═══ RECORD EXCERPTS ═══
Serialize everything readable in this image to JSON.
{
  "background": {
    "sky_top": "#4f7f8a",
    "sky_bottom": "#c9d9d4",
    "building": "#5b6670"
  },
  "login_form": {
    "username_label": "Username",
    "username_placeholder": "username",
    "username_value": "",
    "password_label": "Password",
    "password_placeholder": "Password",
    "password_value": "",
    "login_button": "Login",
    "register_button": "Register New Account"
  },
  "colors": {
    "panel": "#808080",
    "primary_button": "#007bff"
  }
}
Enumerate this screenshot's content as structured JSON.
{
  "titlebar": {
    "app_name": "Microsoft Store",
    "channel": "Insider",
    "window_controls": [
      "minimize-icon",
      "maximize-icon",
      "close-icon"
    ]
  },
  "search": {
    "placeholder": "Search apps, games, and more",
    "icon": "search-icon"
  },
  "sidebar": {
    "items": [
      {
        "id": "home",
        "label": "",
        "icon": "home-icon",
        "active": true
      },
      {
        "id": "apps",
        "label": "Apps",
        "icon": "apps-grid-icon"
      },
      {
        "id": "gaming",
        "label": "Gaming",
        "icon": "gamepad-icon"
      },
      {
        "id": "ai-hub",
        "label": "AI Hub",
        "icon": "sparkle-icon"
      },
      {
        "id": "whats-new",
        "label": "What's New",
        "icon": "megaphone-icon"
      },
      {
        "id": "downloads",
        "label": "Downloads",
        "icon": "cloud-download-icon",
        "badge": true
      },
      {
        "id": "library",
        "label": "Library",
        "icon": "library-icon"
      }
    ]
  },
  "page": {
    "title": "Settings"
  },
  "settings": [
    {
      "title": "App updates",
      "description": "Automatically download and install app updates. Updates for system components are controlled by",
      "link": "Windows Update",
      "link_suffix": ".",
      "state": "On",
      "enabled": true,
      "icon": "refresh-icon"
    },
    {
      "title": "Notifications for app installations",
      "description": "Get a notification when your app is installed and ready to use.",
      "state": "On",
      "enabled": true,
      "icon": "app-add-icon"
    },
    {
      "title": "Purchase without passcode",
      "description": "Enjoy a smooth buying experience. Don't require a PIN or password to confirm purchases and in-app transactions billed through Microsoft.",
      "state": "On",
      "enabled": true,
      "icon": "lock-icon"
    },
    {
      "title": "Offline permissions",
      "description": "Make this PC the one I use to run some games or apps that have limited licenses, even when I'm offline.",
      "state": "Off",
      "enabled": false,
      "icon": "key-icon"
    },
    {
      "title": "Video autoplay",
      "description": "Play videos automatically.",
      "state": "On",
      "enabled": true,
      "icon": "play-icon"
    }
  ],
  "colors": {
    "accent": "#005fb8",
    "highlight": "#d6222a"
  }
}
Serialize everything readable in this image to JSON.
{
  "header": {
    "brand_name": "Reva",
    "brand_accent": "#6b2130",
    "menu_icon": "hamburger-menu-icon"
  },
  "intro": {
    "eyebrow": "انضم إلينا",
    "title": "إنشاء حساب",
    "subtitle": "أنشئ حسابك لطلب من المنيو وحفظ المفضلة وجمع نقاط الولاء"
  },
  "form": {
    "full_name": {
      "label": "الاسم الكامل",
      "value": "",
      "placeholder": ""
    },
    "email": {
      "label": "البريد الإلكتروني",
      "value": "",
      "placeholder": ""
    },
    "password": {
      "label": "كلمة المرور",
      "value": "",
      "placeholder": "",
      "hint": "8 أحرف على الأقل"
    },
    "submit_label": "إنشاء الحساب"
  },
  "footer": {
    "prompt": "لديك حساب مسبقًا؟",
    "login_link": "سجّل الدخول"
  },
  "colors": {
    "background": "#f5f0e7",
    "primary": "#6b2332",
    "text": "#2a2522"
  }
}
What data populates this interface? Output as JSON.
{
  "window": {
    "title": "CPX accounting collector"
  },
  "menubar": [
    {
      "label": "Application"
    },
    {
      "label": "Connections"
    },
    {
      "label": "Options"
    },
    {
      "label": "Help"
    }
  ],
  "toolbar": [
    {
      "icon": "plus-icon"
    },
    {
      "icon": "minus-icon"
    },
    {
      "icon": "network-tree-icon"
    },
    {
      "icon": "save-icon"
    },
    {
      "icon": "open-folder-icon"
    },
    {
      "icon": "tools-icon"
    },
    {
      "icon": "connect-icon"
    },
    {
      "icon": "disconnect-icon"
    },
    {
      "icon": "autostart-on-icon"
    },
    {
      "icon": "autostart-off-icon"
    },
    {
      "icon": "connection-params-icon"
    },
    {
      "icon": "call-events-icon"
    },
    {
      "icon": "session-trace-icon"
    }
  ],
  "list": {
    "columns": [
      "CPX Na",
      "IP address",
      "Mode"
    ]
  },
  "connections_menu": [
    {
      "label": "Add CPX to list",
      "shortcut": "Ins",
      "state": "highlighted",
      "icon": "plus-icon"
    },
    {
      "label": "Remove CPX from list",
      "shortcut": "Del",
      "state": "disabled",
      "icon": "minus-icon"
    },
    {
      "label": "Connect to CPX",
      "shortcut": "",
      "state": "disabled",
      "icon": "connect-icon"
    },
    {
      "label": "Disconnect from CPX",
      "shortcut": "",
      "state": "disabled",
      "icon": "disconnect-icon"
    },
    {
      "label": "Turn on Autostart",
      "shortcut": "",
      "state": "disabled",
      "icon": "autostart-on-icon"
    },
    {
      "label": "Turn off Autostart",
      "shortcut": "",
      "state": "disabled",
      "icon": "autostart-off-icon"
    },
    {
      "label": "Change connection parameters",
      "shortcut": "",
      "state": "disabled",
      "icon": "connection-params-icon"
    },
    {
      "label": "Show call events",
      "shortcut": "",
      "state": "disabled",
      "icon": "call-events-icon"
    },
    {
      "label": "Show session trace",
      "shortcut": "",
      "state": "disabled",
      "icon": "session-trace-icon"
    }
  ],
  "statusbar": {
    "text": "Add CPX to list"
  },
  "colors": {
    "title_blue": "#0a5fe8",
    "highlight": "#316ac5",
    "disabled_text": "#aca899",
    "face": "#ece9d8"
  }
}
═══
WHAT THIS TASK INVOLVES: Go through the listing and copy all of it exactly.

TASK SOLUTION:
Serialize everything readable in this image to JSON.
{
  "background": {
    "sky_top": "#4f7f8a",
    "sky_bottom": "#c9d9d4",
    "building": "#5b6670"
  },
  "login_form": {
    "username_label": "Username",
    "username_placeholder": "username",
    "username_value": "",
    "password_label": "Password",
    "password_placeholder": "Password",
    "password_value": "",
    "login_button": "Login",
    "register_button": "Register New Account"
  },
  "colors": {
    "panel": "#808080",
    "primary_button": "#007bff"
  }
}
Enumerate this screenshot's content as structured JSON.
{
  "titlebar": {
    "app_name": "Microsoft Store",
    "channel": "Insider",
    "window_controls": [
      "minimize-icon",
      "maximize-icon",
      "close-icon"
    ]
  },
  "search": {
    "placeholder": "Search apps, games, and more",
    "icon": "search-icon"
  },
  "sidebar": {
    "items": [
      {
        "id": "home",
        "label": "",
        "icon": "home-icon",
        "active": true
      },
      {
        "id": "apps",
        "label": "Apps",
        "icon": "apps-grid-icon"
      },
      {
        "id": "gaming",
        "label": "Gaming",
        "icon": "gamepad-icon"
      },
      {
        "id": "ai-hub",
        "label": "AI Hub",
        "icon": "sparkle-icon"
      },
      {
        "id": "whats-new",
        "label": "What's New",
        "icon": "megaphone-icon"
      },
      {
        "id": "downloads",
        "label": "Downloads",
        "icon": "cloud-download-icon",
        "badge": true
      },
      {
        "id": "library",
        "label": "Library",
        "icon": "library-icon"
      }
    ]
  },
  "page": {
    "title": "Settings"
  },
  "settings": [
    {
      "title": "App updates",
      "description": "Automatically download and install app updates. Updates for system components are controlled by",
      "link": "Windows Update",
      "link_suffix": ".",
      "state": "On",
      "enabled": true,
      "icon": "refresh-icon"
    },
    {
      "title": "Notifications for app installations",
      "description": "Get a notification when your app is installed and ready to use.",
      "state": "On",
      "enabled": true,
      "icon": "app-add-icon"
    },
    {
      "title": "Purchase without passcode",
      "description": "Enjoy a smooth buying experience. Don't require a PIN or password to confirm purchases and in-app transactions billed through Microsoft.",
      "state": "On",
      "enabled": true,
      "icon": "lock-icon"
    },
    {
      "title": "Offline permissions",
      "description": "Make this PC the one I use to run some games or apps that have limited licenses, even when I'm offline.",
      "state": "Off",
      "enabled": false,
      "icon": "key-icon"
    },
    {
      "title": "Video autoplay",
      "description": "Play videos automatically.",
      "state": "On",
      "enabled": true,
      "icon": "play-icon"
    }
  ],
  "colors": {
    "accent": "#005fb8",
    "highlight": "#d6222a"
  }
}
Serialize everything readable in this image to JSON.
{
  "header": {
    "brand_name": "Reva",
    "brand_accent": "#6b2130",
    "menu_icon": "hamburger-menu-icon"
  },
  "intro": {
    "eyebrow": "انضم إلينا",
    "title": "إنشاء حساب",
    "subtitle": "أنشئ حسابك لطلب من المنيو وحفظ المفضلة وجمع نقاط الولاء"
  },
  "form": {
    "full_name": {
      "label": "الاسم الكامل",
      "value": "",
      "placeholder": ""
    },
    "email": {
      "label": "البريد الإلكتروني",
      "value": "",
      "placeholder": ""
    },
    "password": {
      "label": "كلمة المرور",
      "value": "",
      "placeholder": "",
      "hint": "8 أحرف على الأقل"
    },
    "submit_label": "إنشاء الحساب"
  },
  "footer": {
    "prompt": "لديك حساب مسبقًا؟",
    "login_link": "سجّل الدخول"
  },
  "colors": {
    "background": "#f5f0e7",
    "primary": "#6b2332",
    "text": "#2a2522"
  }
}
What data populates this interface? Output as JSON.
{
  "window": {
    "title": "CPX accounting collector"
  },
  "menubar": [
    {
      "label": "Application"
    },
    {
      "label": "Connections"
    },
    {
      "label": "Options"
    },
    {
      "label": "Help"
    }
  ],
  "toolbar": [
    {
      "icon": "plus-icon"
    },
    {
      "icon": "minus-icon"
    },
    {
      "icon": "network-tree-icon"
    },
    {
      "icon": "save-icon"
    },
    {
      "icon": "open-folder-icon"
    },
    {
      "icon": "tools-icon"
    },
    {
      "icon": "connect-icon"
    },
    {
      "icon": "disconnect-icon"
    },
    {
      "icon": "autostart-on-icon"
    },
    {
      "icon": "autostart-off-icon"
    },
    {
      "icon": "connection-params-icon"
    },
    {
      "icon": "call-events-icon"
    },
    {
      "icon": "session-trace-icon"
    }
  ],
  "list": {
    "columns": [
      "CPX Na",
      "IP address",
      "Mode"
    ]
  },
  "connections_menu": [
    {
      "label": "Add CPX to list",
      "shortcut": "Ins",
      "state": "highlighted",
      "icon": "plus-icon"
    },
    {
      "label": "Remove CPX from list",
      "shortcut": "Del",
      "state": "disabled",
      "icon": "minus-icon"
    },
    {
      "label": "Connect to CPX",
      "shortcut": "",
      "state": "disabled",
      "icon": "connect-icon"
    },
    {
      "label": "Disconnect from CPX",
      "shortcut": "",
      "state": "disabled",
      "icon": "disconnect-icon"
    },
    {
      "label": "Turn on Autostart",
      "shortcut": "",
      "state": "disabled",
      "icon": "autostart-on-icon"
    },
    {
      "label": "Turn off Autostart",
      "shortcut": "",
      "state": "disabled",
      "icon": "autostart-off-icon"
    },
    {
      "label": "Change connection parameters",
      "shortcut": "",
      "state": "disabled",
      "icon": "connection-params-icon"
    },
    {
      "label": "Show call events",
      "shortcut": "",
      "state": "disabled",
      "icon": "call-events-icon"
    },
    {
      "label": "Show session trace",
      "shortcut": "",
      "state": "disabled",
      "icon": "session-trace-icon"
    }
  ],
  "statusbar": {
    "text": "Add CPX to list"
  },
  "colors": {
    "title_blue": "#0a5fe8",
    "highlight": "#316ac5",
    "disabled_text": "#aca899",
    "face": "#ece9d8"
  }
}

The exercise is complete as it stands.